* **Problem description**: Do any lines in the data below contain "authorities"? If so, copy every one of them.

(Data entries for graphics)
------------------------------------------------
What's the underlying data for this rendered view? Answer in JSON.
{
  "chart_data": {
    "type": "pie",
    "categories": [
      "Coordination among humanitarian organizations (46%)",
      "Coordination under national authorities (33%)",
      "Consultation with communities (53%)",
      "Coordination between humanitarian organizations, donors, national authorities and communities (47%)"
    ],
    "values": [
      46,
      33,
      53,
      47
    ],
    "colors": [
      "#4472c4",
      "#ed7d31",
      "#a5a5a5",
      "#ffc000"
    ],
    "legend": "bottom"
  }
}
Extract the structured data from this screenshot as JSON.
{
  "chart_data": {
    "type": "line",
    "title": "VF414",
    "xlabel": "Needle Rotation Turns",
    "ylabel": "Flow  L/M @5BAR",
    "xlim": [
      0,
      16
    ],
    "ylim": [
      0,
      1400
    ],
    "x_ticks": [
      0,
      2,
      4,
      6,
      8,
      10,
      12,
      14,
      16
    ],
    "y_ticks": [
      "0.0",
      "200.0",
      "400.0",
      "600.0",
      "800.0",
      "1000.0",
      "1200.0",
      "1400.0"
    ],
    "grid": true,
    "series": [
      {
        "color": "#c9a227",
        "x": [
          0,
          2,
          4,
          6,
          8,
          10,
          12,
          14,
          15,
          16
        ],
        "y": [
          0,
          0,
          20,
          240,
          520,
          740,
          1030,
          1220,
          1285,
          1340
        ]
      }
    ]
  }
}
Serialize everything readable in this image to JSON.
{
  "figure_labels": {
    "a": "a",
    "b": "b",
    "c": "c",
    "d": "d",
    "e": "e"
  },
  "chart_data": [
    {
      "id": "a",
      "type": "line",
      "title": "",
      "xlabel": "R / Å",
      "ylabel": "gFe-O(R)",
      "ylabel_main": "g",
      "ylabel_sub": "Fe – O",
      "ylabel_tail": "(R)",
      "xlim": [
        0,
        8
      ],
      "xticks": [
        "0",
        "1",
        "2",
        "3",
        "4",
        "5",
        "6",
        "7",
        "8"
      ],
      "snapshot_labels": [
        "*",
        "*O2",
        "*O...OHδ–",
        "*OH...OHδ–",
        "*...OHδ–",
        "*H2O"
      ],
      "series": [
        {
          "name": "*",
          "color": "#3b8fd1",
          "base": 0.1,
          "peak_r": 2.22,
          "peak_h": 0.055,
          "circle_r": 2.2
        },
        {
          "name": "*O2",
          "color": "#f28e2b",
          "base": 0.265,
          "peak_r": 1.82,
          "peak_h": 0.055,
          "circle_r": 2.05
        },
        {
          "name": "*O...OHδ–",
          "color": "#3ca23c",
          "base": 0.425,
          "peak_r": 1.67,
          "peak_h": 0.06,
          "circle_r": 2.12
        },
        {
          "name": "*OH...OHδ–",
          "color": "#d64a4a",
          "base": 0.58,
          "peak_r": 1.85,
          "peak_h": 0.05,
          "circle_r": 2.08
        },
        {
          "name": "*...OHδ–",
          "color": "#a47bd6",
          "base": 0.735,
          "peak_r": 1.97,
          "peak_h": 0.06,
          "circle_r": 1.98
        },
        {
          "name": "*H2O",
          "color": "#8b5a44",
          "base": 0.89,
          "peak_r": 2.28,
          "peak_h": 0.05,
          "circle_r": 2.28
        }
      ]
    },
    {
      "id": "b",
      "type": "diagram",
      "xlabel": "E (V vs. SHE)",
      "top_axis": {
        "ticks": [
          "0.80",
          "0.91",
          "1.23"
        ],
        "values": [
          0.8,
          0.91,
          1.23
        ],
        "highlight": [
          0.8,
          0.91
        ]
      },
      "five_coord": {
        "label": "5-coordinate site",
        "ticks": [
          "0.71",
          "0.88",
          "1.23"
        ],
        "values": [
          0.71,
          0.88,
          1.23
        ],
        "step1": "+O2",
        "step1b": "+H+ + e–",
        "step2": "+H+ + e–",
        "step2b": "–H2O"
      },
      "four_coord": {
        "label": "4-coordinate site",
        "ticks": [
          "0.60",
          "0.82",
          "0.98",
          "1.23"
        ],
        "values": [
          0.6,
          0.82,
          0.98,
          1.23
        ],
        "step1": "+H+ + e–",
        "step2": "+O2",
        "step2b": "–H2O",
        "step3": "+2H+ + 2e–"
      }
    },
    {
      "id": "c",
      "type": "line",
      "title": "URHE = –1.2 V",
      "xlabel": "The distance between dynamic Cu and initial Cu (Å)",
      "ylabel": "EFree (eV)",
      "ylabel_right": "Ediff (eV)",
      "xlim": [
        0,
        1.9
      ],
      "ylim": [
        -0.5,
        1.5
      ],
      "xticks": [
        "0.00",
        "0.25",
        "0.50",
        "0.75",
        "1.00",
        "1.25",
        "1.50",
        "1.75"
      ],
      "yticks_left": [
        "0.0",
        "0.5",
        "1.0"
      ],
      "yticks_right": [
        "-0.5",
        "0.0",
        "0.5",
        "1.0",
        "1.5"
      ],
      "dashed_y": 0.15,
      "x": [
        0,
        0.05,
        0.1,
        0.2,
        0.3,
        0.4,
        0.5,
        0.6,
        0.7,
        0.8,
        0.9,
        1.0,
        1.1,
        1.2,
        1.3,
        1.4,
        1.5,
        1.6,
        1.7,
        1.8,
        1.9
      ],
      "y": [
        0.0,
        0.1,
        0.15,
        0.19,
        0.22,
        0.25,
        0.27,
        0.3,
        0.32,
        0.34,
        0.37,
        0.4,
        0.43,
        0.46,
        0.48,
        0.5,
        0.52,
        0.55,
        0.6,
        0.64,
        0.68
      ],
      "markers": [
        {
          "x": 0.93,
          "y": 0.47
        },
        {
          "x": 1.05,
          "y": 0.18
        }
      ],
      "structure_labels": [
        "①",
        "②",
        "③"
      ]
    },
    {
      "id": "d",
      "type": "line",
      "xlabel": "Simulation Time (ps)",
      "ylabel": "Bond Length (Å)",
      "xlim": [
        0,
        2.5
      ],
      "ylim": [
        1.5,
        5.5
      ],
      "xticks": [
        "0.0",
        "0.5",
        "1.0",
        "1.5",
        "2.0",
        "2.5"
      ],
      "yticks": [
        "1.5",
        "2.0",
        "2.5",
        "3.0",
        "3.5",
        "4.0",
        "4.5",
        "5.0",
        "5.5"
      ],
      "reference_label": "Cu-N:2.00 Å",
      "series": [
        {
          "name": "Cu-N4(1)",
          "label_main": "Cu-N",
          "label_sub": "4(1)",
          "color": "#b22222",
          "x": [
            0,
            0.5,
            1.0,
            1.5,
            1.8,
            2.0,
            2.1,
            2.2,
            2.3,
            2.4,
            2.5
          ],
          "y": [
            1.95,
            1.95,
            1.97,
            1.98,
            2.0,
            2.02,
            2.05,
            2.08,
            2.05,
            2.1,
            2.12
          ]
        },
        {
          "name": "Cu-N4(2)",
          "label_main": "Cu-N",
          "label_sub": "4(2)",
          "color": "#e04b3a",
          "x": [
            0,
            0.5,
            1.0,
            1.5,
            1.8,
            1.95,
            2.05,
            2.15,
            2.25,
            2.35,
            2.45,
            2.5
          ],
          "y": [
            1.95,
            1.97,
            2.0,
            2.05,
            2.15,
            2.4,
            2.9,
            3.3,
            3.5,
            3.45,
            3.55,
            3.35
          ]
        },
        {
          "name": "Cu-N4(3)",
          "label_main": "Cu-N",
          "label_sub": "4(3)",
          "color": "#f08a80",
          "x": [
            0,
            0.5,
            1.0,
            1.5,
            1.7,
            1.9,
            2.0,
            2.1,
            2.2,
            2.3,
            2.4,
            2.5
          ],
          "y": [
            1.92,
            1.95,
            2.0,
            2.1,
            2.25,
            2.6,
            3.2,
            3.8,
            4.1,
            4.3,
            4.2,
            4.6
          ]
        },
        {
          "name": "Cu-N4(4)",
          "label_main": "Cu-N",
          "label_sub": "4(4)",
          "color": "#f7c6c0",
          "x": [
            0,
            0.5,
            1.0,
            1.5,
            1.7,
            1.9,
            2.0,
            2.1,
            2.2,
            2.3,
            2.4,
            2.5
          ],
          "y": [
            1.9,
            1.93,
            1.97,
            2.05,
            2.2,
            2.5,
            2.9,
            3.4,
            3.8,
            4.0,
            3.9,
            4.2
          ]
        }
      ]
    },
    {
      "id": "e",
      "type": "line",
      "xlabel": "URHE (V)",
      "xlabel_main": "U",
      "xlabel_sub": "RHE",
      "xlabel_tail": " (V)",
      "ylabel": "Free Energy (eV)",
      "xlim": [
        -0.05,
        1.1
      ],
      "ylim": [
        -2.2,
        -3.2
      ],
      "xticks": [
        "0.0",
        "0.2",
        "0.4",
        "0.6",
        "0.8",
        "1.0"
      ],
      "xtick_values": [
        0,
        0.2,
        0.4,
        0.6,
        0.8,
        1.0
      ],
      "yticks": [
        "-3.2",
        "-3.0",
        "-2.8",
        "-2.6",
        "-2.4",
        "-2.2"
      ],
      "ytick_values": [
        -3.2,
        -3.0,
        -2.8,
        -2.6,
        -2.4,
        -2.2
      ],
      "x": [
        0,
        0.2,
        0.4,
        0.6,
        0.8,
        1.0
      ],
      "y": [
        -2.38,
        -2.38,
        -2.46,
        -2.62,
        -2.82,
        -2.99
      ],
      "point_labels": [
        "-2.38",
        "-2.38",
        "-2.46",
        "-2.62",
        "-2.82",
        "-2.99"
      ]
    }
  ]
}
------------------------------------------------
* **Final result**:
      "Coordination under national authorities (33%)",
      "Coordination between humanitarian organizations, donors, national authorities and communities (47%)"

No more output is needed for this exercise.